** Requirements **
Your task is to filter the data below down to the lines holding "kind".

(Data entries)
###
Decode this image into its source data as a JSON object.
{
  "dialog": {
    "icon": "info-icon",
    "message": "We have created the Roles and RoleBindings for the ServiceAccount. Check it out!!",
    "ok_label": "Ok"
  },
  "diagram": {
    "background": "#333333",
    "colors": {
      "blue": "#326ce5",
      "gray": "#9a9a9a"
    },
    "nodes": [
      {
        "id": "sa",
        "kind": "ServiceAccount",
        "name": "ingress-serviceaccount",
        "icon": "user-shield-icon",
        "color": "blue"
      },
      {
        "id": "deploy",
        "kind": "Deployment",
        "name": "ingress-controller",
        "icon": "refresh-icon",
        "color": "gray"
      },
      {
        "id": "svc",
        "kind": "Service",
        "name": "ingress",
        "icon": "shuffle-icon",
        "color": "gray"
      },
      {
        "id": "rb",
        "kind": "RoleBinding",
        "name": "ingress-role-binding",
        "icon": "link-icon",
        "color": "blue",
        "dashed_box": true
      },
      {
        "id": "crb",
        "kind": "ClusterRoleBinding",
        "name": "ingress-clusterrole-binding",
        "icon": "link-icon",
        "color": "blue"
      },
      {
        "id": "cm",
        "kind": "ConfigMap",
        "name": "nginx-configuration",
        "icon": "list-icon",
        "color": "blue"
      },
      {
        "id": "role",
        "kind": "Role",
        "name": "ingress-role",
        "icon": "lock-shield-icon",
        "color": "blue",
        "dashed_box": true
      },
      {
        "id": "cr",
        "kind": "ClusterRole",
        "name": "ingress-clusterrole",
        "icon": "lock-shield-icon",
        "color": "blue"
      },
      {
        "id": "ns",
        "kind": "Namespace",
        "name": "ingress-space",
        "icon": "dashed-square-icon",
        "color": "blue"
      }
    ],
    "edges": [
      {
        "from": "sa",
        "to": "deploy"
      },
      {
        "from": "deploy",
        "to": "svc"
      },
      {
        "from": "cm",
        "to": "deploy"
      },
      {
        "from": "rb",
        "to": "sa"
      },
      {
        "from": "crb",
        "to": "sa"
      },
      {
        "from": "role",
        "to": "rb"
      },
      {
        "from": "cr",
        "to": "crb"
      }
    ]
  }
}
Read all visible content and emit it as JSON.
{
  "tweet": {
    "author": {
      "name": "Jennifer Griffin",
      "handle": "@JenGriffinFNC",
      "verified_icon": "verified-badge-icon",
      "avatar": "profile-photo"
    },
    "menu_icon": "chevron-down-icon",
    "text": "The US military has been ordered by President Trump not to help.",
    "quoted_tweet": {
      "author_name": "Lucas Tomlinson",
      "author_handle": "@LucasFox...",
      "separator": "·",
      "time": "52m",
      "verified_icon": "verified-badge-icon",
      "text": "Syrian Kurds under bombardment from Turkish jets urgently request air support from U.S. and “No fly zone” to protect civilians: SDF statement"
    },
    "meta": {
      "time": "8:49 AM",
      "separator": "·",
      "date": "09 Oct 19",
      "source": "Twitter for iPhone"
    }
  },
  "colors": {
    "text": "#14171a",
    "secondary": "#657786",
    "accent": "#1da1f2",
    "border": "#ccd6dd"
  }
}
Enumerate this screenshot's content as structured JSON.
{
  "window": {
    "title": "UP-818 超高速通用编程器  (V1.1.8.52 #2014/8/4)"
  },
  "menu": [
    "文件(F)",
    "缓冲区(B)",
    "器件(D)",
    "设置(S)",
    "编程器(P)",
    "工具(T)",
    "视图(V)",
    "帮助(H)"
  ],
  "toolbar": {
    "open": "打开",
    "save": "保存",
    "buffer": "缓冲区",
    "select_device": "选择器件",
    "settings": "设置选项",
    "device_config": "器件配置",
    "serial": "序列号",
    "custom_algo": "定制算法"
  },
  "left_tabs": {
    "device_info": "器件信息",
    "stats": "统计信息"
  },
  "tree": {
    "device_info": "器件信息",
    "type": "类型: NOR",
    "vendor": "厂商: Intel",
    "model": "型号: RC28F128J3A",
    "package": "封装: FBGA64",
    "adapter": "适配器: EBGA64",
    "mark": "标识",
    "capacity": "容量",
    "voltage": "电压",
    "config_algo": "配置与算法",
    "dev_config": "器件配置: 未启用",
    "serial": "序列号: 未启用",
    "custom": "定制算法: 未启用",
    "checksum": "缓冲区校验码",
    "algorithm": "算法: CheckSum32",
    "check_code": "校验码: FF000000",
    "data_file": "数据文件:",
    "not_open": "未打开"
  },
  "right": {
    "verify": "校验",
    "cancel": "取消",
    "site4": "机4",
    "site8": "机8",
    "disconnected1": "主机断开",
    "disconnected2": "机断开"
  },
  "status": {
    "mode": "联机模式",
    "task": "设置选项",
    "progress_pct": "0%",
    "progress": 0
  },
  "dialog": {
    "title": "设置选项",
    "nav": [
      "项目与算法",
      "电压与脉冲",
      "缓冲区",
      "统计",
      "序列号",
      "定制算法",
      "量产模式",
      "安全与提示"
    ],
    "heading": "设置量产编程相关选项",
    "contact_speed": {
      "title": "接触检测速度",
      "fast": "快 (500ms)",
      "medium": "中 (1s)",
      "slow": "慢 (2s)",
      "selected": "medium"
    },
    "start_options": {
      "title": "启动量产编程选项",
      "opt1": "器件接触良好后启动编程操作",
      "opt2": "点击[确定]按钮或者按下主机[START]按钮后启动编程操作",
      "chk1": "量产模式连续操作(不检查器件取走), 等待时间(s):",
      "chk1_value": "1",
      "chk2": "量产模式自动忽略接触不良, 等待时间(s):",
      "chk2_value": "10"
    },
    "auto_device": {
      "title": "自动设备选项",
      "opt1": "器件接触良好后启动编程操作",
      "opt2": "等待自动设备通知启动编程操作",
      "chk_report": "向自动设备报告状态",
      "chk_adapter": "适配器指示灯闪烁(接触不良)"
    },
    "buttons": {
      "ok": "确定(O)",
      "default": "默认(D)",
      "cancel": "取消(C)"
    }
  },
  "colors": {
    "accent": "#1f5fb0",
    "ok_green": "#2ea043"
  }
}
###
** Output below **
        "kind": "ServiceAccount",
        "kind": "Deployment",
        "kind": "Service",
        "kind": "RoleBinding",
        "kind": "ClusterRoleBinding",
        "kind": "ConfigMap",
        "kind": "Role",
        "kind": "ClusterRole",
        "kind": "Namespace",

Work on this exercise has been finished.